Required task:
Every line containing the word "ylabel" needs to be found and copied.

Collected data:

========================

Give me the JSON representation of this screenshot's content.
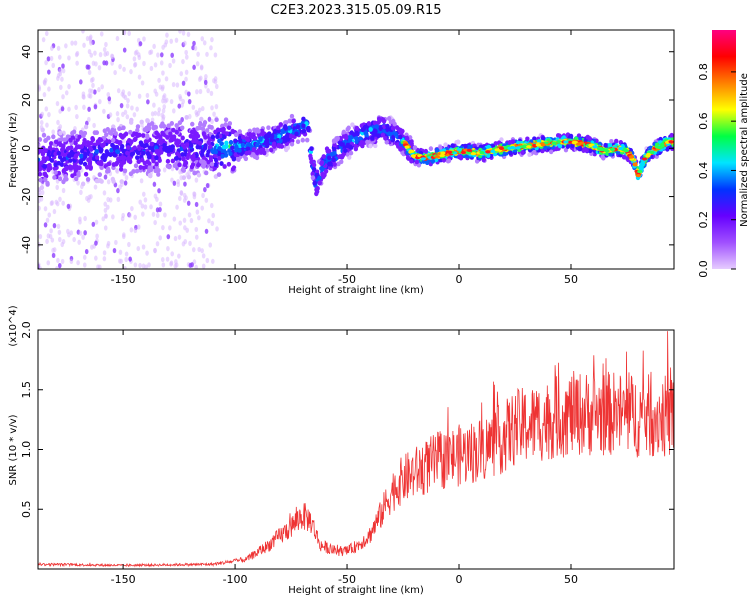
{
  "title": "C2E3.2023.315.05.09.R15",
  "chart_data": [
    {
      "type": "heatmap",
      "xlabel": "Height of straight line (km)",
      "ylabel": "Frequency (Hz)",
      "xlim": [
        -188,
        96
      ],
      "ylim": [
        -50,
        49
      ],
      "x_ticks": [
        -150,
        -100,
        -50,
        0,
        50
      ],
      "y_ticks": [
        -40,
        -20,
        0,
        20,
        40
      ],
      "colorbar": {
        "label": "Normalized spectral amplitude",
        "range": [
          0,
          0.97
        ],
        "ticks": [
          0.0,
          0.2,
          0.4,
          0.6,
          0.8
        ],
        "colors": [
          "#e6ccff",
          "#a050ff",
          "#6600ff",
          "#0033ff",
          "#00e5ff",
          "#00ff44",
          "#ffff00",
          "#ff8000",
          "#ff0000",
          "#ff0080"
        ]
      },
      "ridge": {
        "x": [
          -188,
          -170,
          -150,
          -130,
          -110,
          -90,
          -80,
          -72,
          -68,
          -66,
          -64,
          -62,
          -60,
          -55,
          -50,
          -45,
          -40,
          -35,
          -30,
          -25,
          -20,
          -15,
          -10,
          0,
          10,
          20,
          30,
          40,
          50,
          60,
          65,
          70,
          75,
          78,
          80,
          82,
          85,
          90,
          96
        ],
        "y": [
          -5,
          -3,
          -1,
          0,
          0,
          2,
          5,
          8,
          10,
          -2,
          -15,
          -10,
          -6,
          -2,
          2,
          5,
          7,
          8,
          6,
          3,
          -3,
          -4,
          -3,
          -1,
          -2,
          0,
          1,
          2,
          3,
          1,
          -1,
          0,
          -1,
          -5,
          -11,
          -6,
          -2,
          1,
          3
        ]
      },
      "grid": false
    },
    {
      "type": "line",
      "xlabel": "Height of straight line (km)",
      "ylabel": "SNR (10 * v/v)",
      "y_multiplier": "(x10^4)",
      "xlim": [
        -188,
        96
      ],
      "ylim": [
        0,
        20000
      ],
      "x_ticks": [
        -150,
        -100,
        -50,
        0,
        50
      ],
      "y_ticks": [
        5000,
        10000,
        15000,
        20000
      ],
      "y_tick_labels": [
        "0.5",
        "1.0",
        "1.5",
        "2.0"
      ],
      "series_color": "#ee3333",
      "envelope": {
        "x": [
          -188,
          -150,
          -110,
          -95,
          -85,
          -75,
          -70,
          -66,
          -62,
          -55,
          -50,
          -45,
          -40,
          -35,
          -30,
          -25,
          -20,
          -15,
          -10,
          0,
          10,
          20,
          25,
          30,
          40,
          50,
          60,
          70,
          80,
          90,
          96
        ],
        "y": [
          400,
          300,
          400,
          800,
          2000,
          3500,
          4500,
          4000,
          2000,
          1500,
          1500,
          2000,
          2800,
          4500,
          6500,
          7500,
          8000,
          8500,
          9000,
          9500,
          10000,
          11000,
          11800,
          12000,
          12500,
          13000,
          13000,
          13000,
          12800,
          12800,
          12700
        ]
      },
      "grid": false
    }
  ]
}
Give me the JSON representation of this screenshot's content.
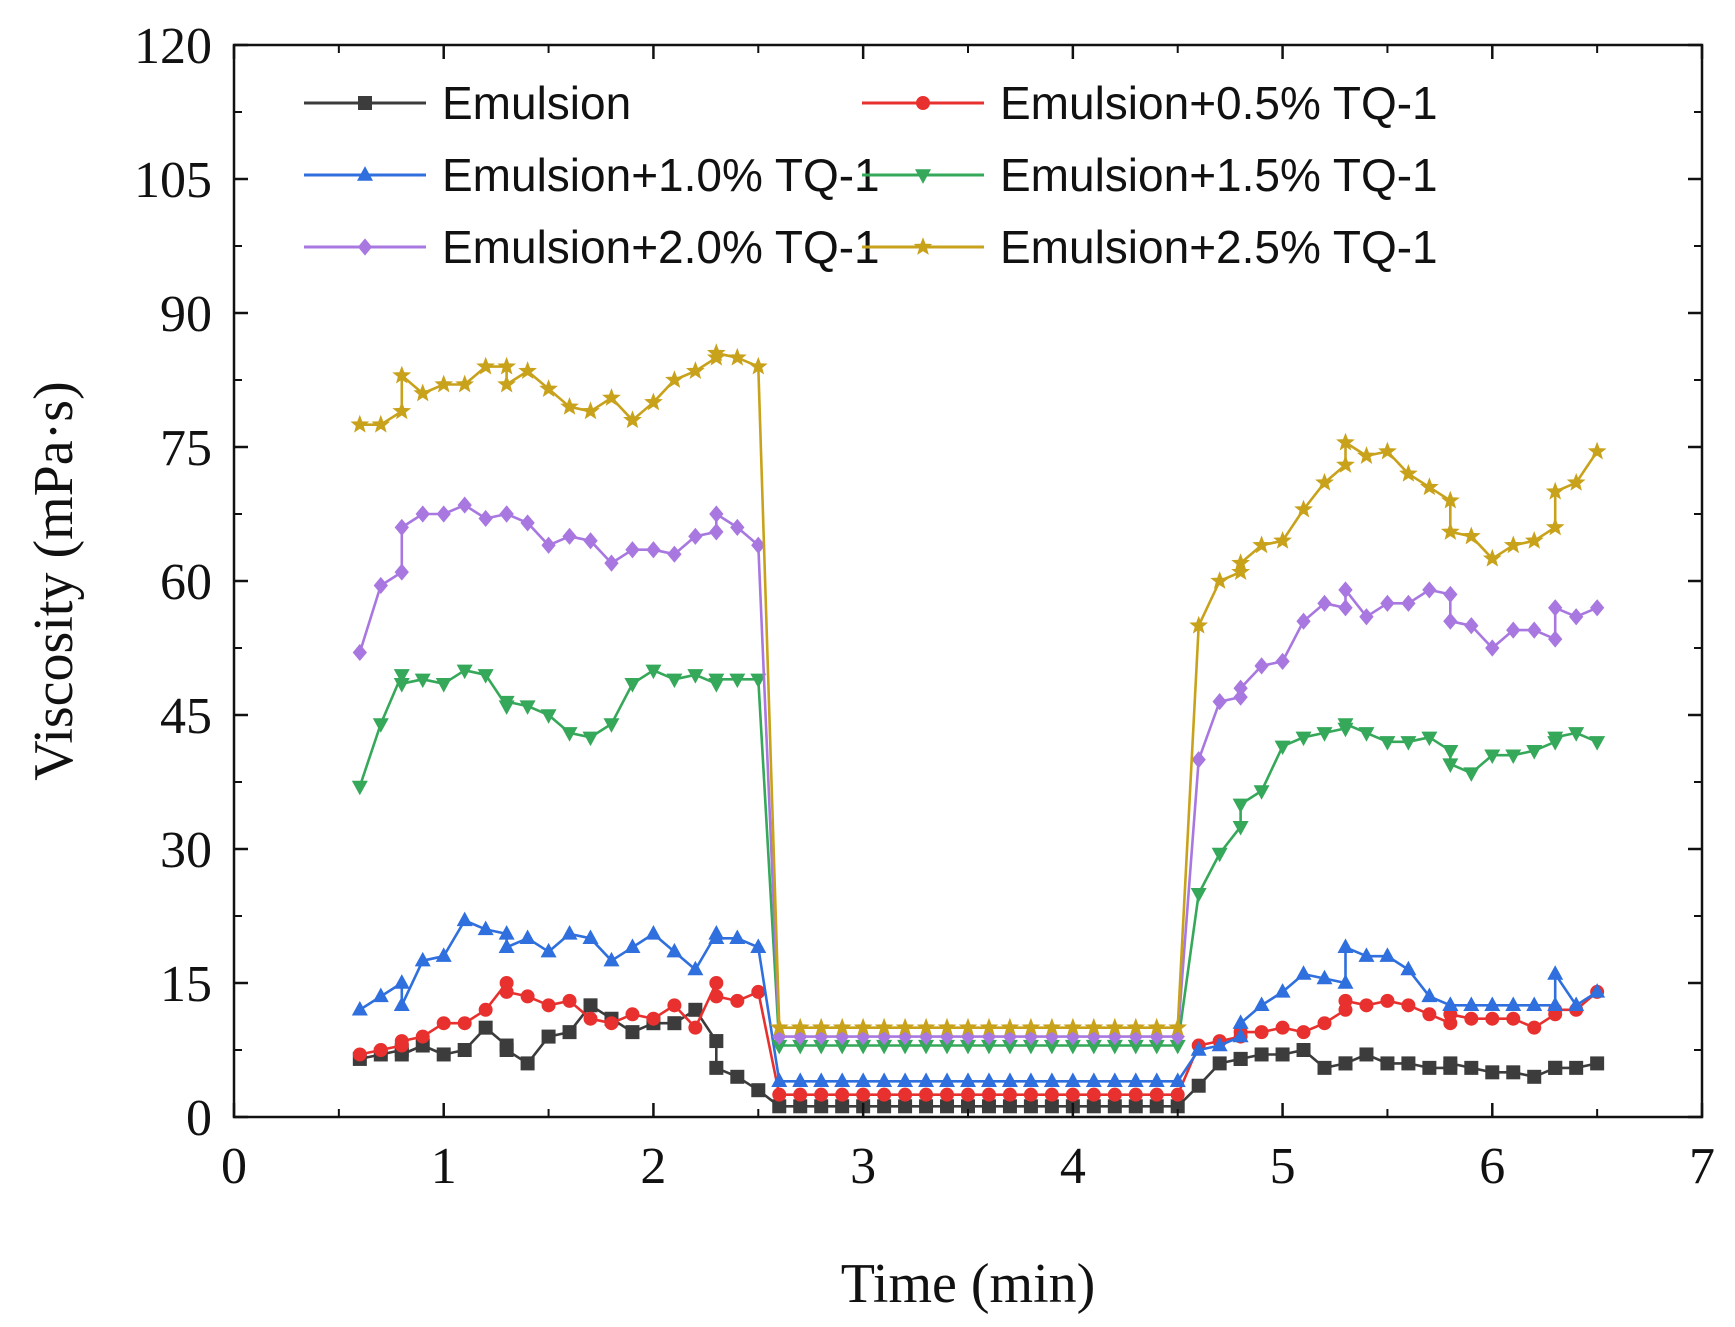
{
  "chart_data": {
    "type": "line",
    "title": "",
    "xlabel": "Time (min)",
    "ylabel": "Viscosity (mPa·s)",
    "xlim": [
      0,
      7
    ],
    "ylim": [
      0,
      120
    ],
    "xticks": [
      0,
      1,
      2,
      3,
      4,
      5,
      6,
      7
    ],
    "yticks": [
      0,
      15,
      30,
      45,
      60,
      75,
      90,
      105,
      120
    ],
    "grid": false,
    "legend_position": "top",
    "x": [
      0.6,
      0.7,
      0.8,
      0.8,
      0.9,
      1.0,
      1.1,
      1.2,
      1.3,
      1.3,
      1.4,
      1.5,
      1.6,
      1.7,
      1.8,
      1.9,
      2.0,
      2.1,
      2.2,
      2.3,
      2.3,
      2.4,
      2.5,
      2.6,
      2.7,
      2.8,
      2.9,
      3.0,
      3.1,
      3.2,
      3.3,
      3.4,
      3.5,
      3.6,
      3.7,
      3.8,
      3.9,
      4.0,
      4.1,
      4.2,
      4.3,
      4.4,
      4.5,
      4.6,
      4.7,
      4.8,
      4.8,
      4.9,
      5.0,
      5.1,
      5.2,
      5.3,
      5.3,
      5.4,
      5.5,
      5.6,
      5.7,
      5.8,
      5.8,
      5.9,
      6.0,
      6.1,
      6.2,
      6.3,
      6.3,
      6.4,
      6.5
    ],
    "series": [
      {
        "name": "Emulsion",
        "color": "#3c3c3c",
        "marker": "square",
        "values": [
          6.5,
          7.0,
          7.5,
          7.0,
          8.0,
          7.0,
          7.5,
          10.0,
          8.0,
          7.5,
          6.0,
          9.0,
          9.5,
          12.5,
          11.0,
          9.5,
          10.5,
          10.5,
          12.0,
          8.5,
          5.5,
          4.5,
          3.0,
          1.2,
          1.2,
          1.2,
          1.2,
          1.2,
          1.2,
          1.2,
          1.2,
          1.2,
          1.2,
          1.2,
          1.2,
          1.2,
          1.2,
          1.2,
          1.2,
          1.2,
          1.2,
          1.2,
          1.2,
          3.5,
          6.0,
          6.5,
          6.5,
          7.0,
          7.0,
          7.5,
          5.5,
          6.0,
          6.0,
          7.0,
          6.0,
          6.0,
          5.5,
          5.5,
          6.0,
          5.5,
          5.0,
          5.0,
          4.5,
          5.5,
          5.5,
          5.5,
          6.0
        ]
      },
      {
        "name": "Emulsion+0.5% TQ-1",
        "color": "#e8312f",
        "marker": "circle",
        "values": [
          7.0,
          7.5,
          8.0,
          8.5,
          9.0,
          10.5,
          10.5,
          12.0,
          15.0,
          14.0,
          13.5,
          12.5,
          13.0,
          11.0,
          10.5,
          11.5,
          11.0,
          12.5,
          10.0,
          15.0,
          13.5,
          13.0,
          14.0,
          2.5,
          2.5,
          2.5,
          2.5,
          2.5,
          2.5,
          2.5,
          2.5,
          2.5,
          2.5,
          2.5,
          2.5,
          2.5,
          2.5,
          2.5,
          2.5,
          2.5,
          2.5,
          2.5,
          2.5,
          8.0,
          8.5,
          9.0,
          9.5,
          9.5,
          10.0,
          9.5,
          10.5,
          12.0,
          13.0,
          12.5,
          13.0,
          12.5,
          11.5,
          10.5,
          11.5,
          11.0,
          11.0,
          11.0,
          10.0,
          11.5,
          12.0,
          12.0,
          14.0
        ]
      },
      {
        "name": "Emulsion+1.0% TQ-1",
        "color": "#2f6fde",
        "marker": "triangle-up",
        "values": [
          12.0,
          13.5,
          15.0,
          12.5,
          17.5,
          18.0,
          22.0,
          21.0,
          20.5,
          19.0,
          20.0,
          18.5,
          20.5,
          20.0,
          17.5,
          19.0,
          20.5,
          18.5,
          16.5,
          20.5,
          20.0,
          20.0,
          19.0,
          4.0,
          4.0,
          4.0,
          4.0,
          4.0,
          4.0,
          4.0,
          4.0,
          4.0,
          4.0,
          4.0,
          4.0,
          4.0,
          4.0,
          4.0,
          4.0,
          4.0,
          4.0,
          4.0,
          4.0,
          7.5,
          8.0,
          9.0,
          10.5,
          12.5,
          14.0,
          16.0,
          15.5,
          15.0,
          19.0,
          18.0,
          18.0,
          16.5,
          13.5,
          12.5,
          12.5,
          12.5,
          12.5,
          12.5,
          12.5,
          12.5,
          16.0,
          12.5,
          14.0
        ]
      },
      {
        "name": "Emulsion+1.5% TQ-1",
        "color": "#35a85a",
        "marker": "triangle-down",
        "values": [
          37.0,
          44.0,
          49.5,
          48.5,
          49.0,
          48.5,
          50.0,
          49.5,
          46.0,
          46.5,
          46.0,
          45.0,
          43.0,
          42.5,
          44.0,
          48.5,
          50.0,
          49.0,
          49.5,
          48.5,
          49.0,
          49.0,
          49.0,
          8.0,
          8.0,
          8.0,
          8.0,
          8.0,
          8.0,
          8.0,
          8.0,
          8.0,
          8.0,
          8.0,
          8.0,
          8.0,
          8.0,
          8.0,
          8.0,
          8.0,
          8.0,
          8.0,
          8.0,
          25.0,
          29.5,
          32.5,
          35.0,
          36.5,
          41.5,
          42.5,
          43.0,
          43.5,
          44.0,
          43.0,
          42.0,
          42.0,
          42.5,
          41.0,
          39.5,
          38.5,
          40.5,
          40.5,
          41.0,
          42.0,
          42.5,
          43.0,
          42.0
        ]
      },
      {
        "name": "Emulsion+2.0% TQ-1",
        "color": "#a878e0",
        "marker": "diamond",
        "values": [
          52.0,
          59.5,
          61.0,
          66.0,
          67.5,
          67.5,
          68.5,
          67.0,
          67.5,
          67.5,
          66.5,
          64.0,
          65.0,
          64.5,
          62.0,
          63.5,
          63.5,
          63.0,
          65.0,
          65.5,
          67.5,
          66.0,
          64.0,
          9.0,
          9.0,
          9.0,
          9.0,
          9.0,
          9.0,
          9.0,
          9.0,
          9.0,
          9.0,
          9.0,
          9.0,
          9.0,
          9.0,
          9.0,
          9.0,
          9.0,
          9.0,
          9.0,
          9.0,
          40.0,
          46.5,
          47.0,
          48.0,
          50.5,
          51.0,
          55.5,
          57.5,
          57.0,
          59.0,
          56.0,
          57.5,
          57.5,
          59.0,
          58.5,
          55.5,
          55.0,
          52.5,
          54.5,
          54.5,
          53.5,
          57.0,
          56.0,
          57.0
        ]
      },
      {
        "name": "Emulsion+2.5% TQ-1",
        "color": "#c9a21c",
        "marker": "star",
        "values": [
          77.5,
          77.5,
          79.0,
          83.0,
          81.0,
          82.0,
          82.0,
          84.0,
          84.0,
          82.0,
          83.5,
          81.5,
          79.5,
          79.0,
          80.5,
          78.0,
          80.0,
          82.5,
          83.5,
          85.0,
          85.5,
          85.0,
          84.0,
          10.0,
          10.0,
          10.0,
          10.0,
          10.0,
          10.0,
          10.0,
          10.0,
          10.0,
          10.0,
          10.0,
          10.0,
          10.0,
          10.0,
          10.0,
          10.0,
          10.0,
          10.0,
          10.0,
          10.0,
          55.0,
          60.0,
          61.0,
          62.0,
          64.0,
          64.5,
          68.0,
          71.0,
          73.0,
          75.5,
          74.0,
          74.5,
          72.0,
          70.5,
          69.0,
          65.5,
          65.0,
          62.5,
          64.0,
          64.5,
          66.0,
          70.0,
          71.0,
          74.5
        ]
      }
    ]
  }
}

========================

Result of this task:
      "ylabel": "Frequency (Hz)",
      "ylabel": "SNR (10 * v/v)",
    "ylabel": "Viscosity (mPa·s)",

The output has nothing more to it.